Records contained in a dataset
***

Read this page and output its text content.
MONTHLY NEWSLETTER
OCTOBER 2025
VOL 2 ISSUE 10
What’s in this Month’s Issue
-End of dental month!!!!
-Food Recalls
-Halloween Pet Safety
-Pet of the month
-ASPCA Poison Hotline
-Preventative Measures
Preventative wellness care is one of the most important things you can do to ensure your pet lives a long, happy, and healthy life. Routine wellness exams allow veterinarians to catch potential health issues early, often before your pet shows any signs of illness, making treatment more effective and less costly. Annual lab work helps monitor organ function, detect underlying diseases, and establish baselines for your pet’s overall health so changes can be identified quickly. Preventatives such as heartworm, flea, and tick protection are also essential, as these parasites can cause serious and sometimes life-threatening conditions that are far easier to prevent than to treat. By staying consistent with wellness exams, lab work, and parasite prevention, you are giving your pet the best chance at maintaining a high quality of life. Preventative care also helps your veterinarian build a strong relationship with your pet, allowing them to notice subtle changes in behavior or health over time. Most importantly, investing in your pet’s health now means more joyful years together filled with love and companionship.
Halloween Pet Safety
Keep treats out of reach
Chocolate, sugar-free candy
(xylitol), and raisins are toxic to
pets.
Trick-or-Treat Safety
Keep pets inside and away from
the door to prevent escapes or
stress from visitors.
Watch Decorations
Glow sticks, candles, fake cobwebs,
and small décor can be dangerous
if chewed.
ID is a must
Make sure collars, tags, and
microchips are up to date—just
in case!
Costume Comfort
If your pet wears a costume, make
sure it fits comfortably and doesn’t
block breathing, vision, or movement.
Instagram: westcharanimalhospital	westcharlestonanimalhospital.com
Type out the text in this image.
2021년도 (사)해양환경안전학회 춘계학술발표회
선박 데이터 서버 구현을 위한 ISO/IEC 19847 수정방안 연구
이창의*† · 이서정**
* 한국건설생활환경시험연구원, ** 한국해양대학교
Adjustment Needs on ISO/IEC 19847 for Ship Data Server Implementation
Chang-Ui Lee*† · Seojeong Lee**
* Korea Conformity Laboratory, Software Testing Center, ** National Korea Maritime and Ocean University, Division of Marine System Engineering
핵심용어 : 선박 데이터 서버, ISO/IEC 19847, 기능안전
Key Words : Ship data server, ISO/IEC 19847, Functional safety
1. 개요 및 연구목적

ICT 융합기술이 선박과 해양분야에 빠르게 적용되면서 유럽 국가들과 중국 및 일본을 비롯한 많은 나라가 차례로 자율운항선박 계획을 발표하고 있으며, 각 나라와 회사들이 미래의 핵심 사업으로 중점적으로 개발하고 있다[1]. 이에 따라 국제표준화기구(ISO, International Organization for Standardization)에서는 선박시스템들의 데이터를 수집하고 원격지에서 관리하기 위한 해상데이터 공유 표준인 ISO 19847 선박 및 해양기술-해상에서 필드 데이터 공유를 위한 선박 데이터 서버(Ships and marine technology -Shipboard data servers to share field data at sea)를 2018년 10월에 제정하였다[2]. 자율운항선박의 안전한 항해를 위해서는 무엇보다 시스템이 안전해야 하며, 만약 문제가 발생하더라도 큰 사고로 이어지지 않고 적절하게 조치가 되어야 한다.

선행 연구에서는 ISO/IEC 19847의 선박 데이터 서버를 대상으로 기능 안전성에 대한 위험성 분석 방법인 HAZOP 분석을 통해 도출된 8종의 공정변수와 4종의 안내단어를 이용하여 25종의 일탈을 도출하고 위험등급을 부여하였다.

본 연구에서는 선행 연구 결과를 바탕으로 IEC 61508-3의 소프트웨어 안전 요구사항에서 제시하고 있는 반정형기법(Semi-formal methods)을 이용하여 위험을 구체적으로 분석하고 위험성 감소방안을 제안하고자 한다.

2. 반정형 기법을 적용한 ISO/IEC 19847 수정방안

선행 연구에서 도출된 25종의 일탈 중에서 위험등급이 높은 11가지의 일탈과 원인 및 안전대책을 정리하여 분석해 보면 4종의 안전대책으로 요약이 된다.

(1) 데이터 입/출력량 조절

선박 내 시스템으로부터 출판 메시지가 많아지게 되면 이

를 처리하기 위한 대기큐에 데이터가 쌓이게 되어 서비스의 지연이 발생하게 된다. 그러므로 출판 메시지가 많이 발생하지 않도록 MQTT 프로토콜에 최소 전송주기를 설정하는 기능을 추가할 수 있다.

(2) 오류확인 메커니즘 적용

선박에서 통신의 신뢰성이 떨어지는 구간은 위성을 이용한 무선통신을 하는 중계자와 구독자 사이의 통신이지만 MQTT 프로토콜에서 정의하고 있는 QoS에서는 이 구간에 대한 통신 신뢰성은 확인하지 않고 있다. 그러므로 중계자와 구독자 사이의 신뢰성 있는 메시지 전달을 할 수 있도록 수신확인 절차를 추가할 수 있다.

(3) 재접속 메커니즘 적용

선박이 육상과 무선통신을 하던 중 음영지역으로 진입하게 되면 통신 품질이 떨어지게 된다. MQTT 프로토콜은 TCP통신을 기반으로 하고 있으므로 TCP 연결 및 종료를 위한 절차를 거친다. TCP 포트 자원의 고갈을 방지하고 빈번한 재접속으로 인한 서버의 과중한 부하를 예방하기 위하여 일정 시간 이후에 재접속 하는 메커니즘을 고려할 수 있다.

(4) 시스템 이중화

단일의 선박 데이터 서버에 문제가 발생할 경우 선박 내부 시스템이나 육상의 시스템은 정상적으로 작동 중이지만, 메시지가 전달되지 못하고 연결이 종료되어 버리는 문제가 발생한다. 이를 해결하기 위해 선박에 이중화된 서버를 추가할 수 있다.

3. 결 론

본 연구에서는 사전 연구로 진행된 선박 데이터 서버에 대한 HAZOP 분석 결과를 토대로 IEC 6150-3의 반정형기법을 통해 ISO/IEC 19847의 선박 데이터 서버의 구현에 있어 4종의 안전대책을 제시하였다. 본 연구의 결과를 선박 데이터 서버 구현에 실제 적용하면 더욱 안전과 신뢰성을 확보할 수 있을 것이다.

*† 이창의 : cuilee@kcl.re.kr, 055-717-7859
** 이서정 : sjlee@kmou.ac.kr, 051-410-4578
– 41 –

***

## Set exercise
How many lines of the listing include the string "text"? Answer with the number alone.

## Result of the task
2